> _Exercise_
Every entry that follows should be reproduced exactly.
==================================================
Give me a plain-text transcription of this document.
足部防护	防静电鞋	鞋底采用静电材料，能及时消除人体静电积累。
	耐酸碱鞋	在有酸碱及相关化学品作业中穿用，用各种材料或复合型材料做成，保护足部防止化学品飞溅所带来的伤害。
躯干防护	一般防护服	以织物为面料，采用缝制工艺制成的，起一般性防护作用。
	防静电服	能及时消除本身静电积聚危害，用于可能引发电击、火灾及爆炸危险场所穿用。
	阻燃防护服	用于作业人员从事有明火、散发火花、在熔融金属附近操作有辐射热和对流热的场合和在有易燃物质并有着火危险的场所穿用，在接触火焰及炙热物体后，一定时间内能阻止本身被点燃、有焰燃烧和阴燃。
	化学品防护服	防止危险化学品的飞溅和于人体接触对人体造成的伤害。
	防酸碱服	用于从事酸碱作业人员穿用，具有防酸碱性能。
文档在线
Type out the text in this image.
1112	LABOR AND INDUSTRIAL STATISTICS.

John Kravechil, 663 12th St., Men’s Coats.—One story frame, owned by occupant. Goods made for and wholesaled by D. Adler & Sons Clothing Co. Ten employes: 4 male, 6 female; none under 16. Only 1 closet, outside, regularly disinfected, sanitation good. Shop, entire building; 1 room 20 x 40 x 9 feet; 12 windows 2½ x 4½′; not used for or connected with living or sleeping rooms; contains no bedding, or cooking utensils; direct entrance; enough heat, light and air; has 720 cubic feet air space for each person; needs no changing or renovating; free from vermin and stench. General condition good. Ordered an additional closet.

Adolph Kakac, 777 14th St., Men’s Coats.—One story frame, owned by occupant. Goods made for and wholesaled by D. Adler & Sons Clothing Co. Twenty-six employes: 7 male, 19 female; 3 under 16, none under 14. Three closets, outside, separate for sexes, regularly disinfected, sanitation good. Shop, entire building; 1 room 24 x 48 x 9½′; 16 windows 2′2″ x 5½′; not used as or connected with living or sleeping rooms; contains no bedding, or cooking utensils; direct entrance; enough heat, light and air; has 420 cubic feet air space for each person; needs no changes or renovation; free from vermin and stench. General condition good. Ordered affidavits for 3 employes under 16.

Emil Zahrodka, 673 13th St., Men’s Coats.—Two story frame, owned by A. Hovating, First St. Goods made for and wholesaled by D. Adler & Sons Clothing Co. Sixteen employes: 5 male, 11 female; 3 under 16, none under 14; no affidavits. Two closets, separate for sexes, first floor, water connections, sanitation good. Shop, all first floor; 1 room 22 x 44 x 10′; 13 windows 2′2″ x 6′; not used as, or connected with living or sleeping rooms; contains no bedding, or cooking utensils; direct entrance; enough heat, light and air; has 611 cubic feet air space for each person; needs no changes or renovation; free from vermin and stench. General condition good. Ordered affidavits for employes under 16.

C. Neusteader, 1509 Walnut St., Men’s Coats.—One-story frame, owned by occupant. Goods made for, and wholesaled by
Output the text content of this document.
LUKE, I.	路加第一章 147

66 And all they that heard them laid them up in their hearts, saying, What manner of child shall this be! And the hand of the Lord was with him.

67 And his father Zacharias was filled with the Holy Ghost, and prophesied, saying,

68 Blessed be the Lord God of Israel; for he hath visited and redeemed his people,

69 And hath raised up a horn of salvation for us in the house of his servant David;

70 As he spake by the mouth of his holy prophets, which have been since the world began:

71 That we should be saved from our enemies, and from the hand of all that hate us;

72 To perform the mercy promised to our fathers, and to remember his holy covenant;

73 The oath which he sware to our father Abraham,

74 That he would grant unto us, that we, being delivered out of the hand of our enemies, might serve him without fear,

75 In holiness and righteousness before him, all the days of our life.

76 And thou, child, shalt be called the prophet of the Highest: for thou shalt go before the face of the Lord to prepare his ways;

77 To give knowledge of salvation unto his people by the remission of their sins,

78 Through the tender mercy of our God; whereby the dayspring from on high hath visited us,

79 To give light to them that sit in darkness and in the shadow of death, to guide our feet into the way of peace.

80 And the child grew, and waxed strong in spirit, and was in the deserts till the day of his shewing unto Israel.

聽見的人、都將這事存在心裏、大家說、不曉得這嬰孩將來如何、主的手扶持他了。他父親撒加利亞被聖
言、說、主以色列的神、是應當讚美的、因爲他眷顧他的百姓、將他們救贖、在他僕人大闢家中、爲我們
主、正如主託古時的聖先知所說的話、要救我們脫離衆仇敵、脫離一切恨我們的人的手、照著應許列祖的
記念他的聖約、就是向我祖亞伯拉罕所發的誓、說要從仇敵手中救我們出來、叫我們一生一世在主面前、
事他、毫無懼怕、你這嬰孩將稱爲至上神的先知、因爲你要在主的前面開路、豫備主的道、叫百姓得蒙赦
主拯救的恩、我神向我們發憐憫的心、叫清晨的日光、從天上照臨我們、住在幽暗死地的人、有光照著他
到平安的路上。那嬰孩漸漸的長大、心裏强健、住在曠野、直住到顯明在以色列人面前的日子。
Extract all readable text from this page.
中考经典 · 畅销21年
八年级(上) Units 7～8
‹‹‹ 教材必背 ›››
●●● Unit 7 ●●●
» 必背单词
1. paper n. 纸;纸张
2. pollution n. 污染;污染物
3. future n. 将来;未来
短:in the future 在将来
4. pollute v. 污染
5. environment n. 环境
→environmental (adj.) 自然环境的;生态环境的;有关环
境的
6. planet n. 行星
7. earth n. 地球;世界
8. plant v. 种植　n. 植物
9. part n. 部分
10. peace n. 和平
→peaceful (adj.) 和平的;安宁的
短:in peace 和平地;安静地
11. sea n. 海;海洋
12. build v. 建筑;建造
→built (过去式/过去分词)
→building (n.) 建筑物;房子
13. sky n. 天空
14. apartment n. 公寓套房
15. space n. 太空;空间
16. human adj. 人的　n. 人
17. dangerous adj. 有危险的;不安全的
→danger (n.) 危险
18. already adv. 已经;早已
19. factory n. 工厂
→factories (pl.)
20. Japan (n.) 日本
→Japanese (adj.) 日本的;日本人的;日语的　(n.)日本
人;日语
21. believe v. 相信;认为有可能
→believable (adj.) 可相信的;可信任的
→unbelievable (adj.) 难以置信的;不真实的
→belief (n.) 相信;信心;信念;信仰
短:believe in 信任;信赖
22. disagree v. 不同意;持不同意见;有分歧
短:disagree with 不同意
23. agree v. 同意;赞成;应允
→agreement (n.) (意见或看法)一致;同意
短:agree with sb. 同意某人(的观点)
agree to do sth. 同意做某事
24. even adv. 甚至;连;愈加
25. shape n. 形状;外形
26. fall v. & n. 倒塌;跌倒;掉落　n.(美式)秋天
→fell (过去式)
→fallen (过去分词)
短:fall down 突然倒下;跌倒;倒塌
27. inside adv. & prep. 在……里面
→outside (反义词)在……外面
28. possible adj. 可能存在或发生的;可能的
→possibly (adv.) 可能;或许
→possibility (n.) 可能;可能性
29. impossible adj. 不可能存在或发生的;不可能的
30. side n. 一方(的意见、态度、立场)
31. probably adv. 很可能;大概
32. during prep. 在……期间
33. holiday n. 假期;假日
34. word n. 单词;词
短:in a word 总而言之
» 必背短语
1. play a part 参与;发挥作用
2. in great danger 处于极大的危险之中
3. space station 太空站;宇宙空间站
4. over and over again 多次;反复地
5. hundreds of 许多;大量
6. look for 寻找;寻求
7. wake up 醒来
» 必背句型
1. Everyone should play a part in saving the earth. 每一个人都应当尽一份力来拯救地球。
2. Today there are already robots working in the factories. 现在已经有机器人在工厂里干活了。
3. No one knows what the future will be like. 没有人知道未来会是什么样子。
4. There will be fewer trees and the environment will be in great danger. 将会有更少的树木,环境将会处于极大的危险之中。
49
==================================================
> _Output for this task_
Give me a plain-text transcription of this document.
足部防护	防静电鞋	鞋底采用静电材料，能及时消除人体静电积累。
	耐酸碱鞋	在有酸碱及相关化学品作业中穿用，用各种材料或复合型材料做成，保护足部防止化学品飞溅所带来的伤害。
躯干防护	一般防护服	以织物为面料，采用缝制工艺制成的，起一般性防护作用。
	防静电服	能及时消除本身静电积聚危害，用于可能引发电击、火灾及爆炸危险场所穿用。
	阻燃防护服	用于作业人员从事有明火、散发火花、在熔融金属附近操作有辐射热和对流热的场合和在有易燃物质并有着火危险的场所穿用，在接触火焰及炙热物体后，一定时间内能阻止本身被点燃、有焰燃烧和阴燃。
	化学品防护服	防止危险化学品的飞溅和于人体接触对人体造成的伤害。
	防酸碱服	用于从事酸碱作业人员穿用，具有防酸碱性能。
文档在线
Type out the text in this image.
1112	LABOR AND INDUSTRIAL STATISTICS.

John Kravechil, 663 12th St., Men’s Coats.—One story frame, owned by occupant. Goods made for and wholesaled by D. Adler & Sons Clothing Co. Ten employes: 4 male, 6 female; none under 16. Only 1 closet, outside, regularly disinfected, sanitation good. Shop, entire building; 1 room 20 x 40 x 9 feet; 12 windows 2½ x 4½′; not used for or connected with living or sleeping rooms; contains no bedding, or cooking utensils; direct entrance; enough heat, light and air; has 720 cubic feet air space for each person; needs no changing or renovating; free from vermin and stench. General condition good. Ordered an additional closet.

Adolph Kakac, 777 14th St., Men’s Coats.—One story frame, owned by occupant. Goods made for and wholesaled by D. Adler & Sons Clothing Co. Twenty-six employes: 7 male, 19 female; 3 under 16, none under 14. Three closets, outside, separate for sexes, regularly disinfected, sanitation good. Shop, entire building; 1 room 24 x 48 x 9½′; 16 windows 2′2″ x 5½′; not used as or connected with living or sleeping rooms; contains no bedding, or cooking utensils; direct entrance; enough heat, light and air; has 420 cubic feet air space for each person; needs no changes or renovation; free from vermin and stench. General condition good. Ordered affidavits for 3 employes under 16.

Emil Zahrodka, 673 13th St., Men’s Coats.—Two story frame, owned by A. Hovating, First St. Goods made for and wholesaled by D. Adler & Sons Clothing Co. Sixteen employes: 5 male, 11 female; 3 under 16, none under 14; no affidavits. Two closets, separate for sexes, first floor, water connections, sanitation good. Shop, all first floor; 1 room 22 x 44 x 10′; 13 windows 2′2″ x 6′; not used as, or connected with living or sleeping rooms; contains no bedding, or cooking utensils; direct entrance; enough heat, light and air; has 611 cubic feet air space for each person; needs no changes or renovation; free from vermin and stench. General condition good. Ordered affidavits for employes under 16.

C. Neusteader, 1509 Walnut St., Men’s Coats.—One-story frame, owned by occupant. Goods made for, and wholesaled by
Output the text content of this document.
LUKE, I.	路加第一章 147

66 And all they that heard them laid them up in their hearts, saying, What manner of child shall this be! And the hand of the Lord was with him.

67 And his father Zacharias was filled with the Holy Ghost, and prophesied, saying,

68 Blessed be the Lord God of Israel; for he hath visited and redeemed his people,

69 And hath raised up a horn of salvation for us in the house of his servant David;

70 As he spake by the mouth of his holy prophets, which have been since the world began:

71 That we should be saved from our enemies, and from the hand of all that hate us;

72 To perform the mercy promised to our fathers, and to remember his holy covenant;

73 The oath which he sware to our father Abraham,

74 That he would grant unto us, that we, being delivered out of the hand of our enemies, might serve him without fear,

75 In holiness and righteousness before him, all the days of our life.

76 And thou, child, shalt be called the prophet of the Highest: for thou shalt go before the face of the Lord to prepare his ways;

77 To give knowledge of salvation unto his people by the remission of their sins,

78 Through the tender mercy of our God; whereby the dayspring from on high hath visited us,

79 To give light to them that sit in darkness and in the shadow of death, to guide our feet into the way of peace.

80 And the child grew, and waxed strong in spirit, and was in the deserts till the day of his shewing unto Israel.

聽見的人、都將這事存在心裏、大家說、不曉得這嬰孩將來如何、主的手扶持他了。他父親撒加利亞被聖
言、說、主以色列的神、是應當讚美的、因爲他眷顧他的百姓、將他們救贖、在他僕人大闢家中、爲我們
主、正如主託古時的聖先知所說的話、要救我們脫離衆仇敵、脫離一切恨我們的人的手、照著應許列祖的
記念他的聖約、就是向我祖亞伯拉罕所發的誓、說要從仇敵手中救我們出來、叫我們一生一世在主面前、
事他、毫無懼怕、你這嬰孩將稱爲至上神的先知、因爲你要在主的前面開路、豫備主的道、叫百姓得蒙赦
主拯救的恩、我神向我們發憐憫的心、叫清晨的日光、從天上照臨我們、住在幽暗死地的人、有光照著他
到平安的路上。那嬰孩漸漸的長大、心裏强健、住在曠野、直住到顯明在以色列人面前的日子。
Extract all readable text from this page.
中考经典 · 畅销21年
八年级(上) Units 7～8
‹‹‹ 教材必背 ›››
●●● Unit 7 ●●●
» 必背单词
1. paper n. 纸;纸张
2. pollution n. 污染;污染物
3. future n. 将来;未来
短:in the future 在将来
4. pollute v. 污染
5. environment n. 环境
→environmental (adj.) 自然环境的;生态环境的;有关环
境的
6. planet n. 行星
7. earth n. 地球;世界
8. plant v. 种植　n. 植物
9. part n. 部分
10. peace n. 和平
→peaceful (adj.) 和平的;安宁的
短:in peace 和平地;安静地
11. sea n. 海;海洋
12. build v. 建筑;建造
→built (过去式/过去分词)
→building (n.) 建筑物;房子
13. sky n. 天空
14. apartment n. 公寓套房
15. space n. 太空;空间
16. human adj. 人的　n. 人
17. dangerous adj. 有危险的;不安全的
→danger (n.) 危险
18. already adv. 已经;早已
19. factory n. 工厂
→factories (pl.)
20. Japan (n.) 日本
→Japanese (adj.) 日本的;日本人的;日语的　(n.)日本
人;日语
21. believe v. 相信;认为有可能
→believable (adj.) 可相信的;可信任的
→unbelievable (adj.) 难以置信的;不真实的
→belief (n.) 相信;信心;信念;信仰
短:believe in 信任;信赖
22. disagree v. 不同意;持不同意见;有分歧
短:disagree with 不同意
23. agree v. 同意;赞成;应允
→agreement (n.) (意见或看法)一致;同意
短:agree with sb. 同意某人(的观点)
agree to do sth. 同意做某事
24. even adv. 甚至;连;愈加
25. shape n. 形状;外形
26. fall v. & n. 倒塌;跌倒;掉落　n.(美式)秋天
→fell (过去式)
→fallen (过去分词)
短:fall down 突然倒下;跌倒;倒塌
27. inside adv. & prep. 在……里面
→outside (反义词)在……外面
28. possible adj. 可能存在或发生的;可能的
→possibly (adv.) 可能;或许
→possibility (n.) 可能;可能性
29. impossible adj. 不可能存在或发生的;不可能的
30. side n. 一方(的意见、态度、立场)
31. probably adv. 很可能;大概
32. during prep. 在……期间
33. holiday n. 假期;假日
34. word n. 单词;词
短:in a word 总而言之
» 必背短语
1. play a part 参与;发挥作用
2. in great danger 处于极大的危险之中
3. space station 太空站;宇宙空间站
4. over and over again 多次;反复地
5. hundreds of 许多;大量
6. look for 寻找;寻求
7. wake up 醒来
» 必背句型
1. Everyone should play a part in saving the earth. 每一个人都应当尽一份力来拯救地球。
2. Today there are already robots working in the factories. 现在已经有机器人在工厂里干活了。
3. No one knows what the future will be like. 没有人知道未来会是什么样子。
4. There will be fewer trees and the environment will be in great danger. 将会有更少的树木,环境将会处于极大的危险之中。
49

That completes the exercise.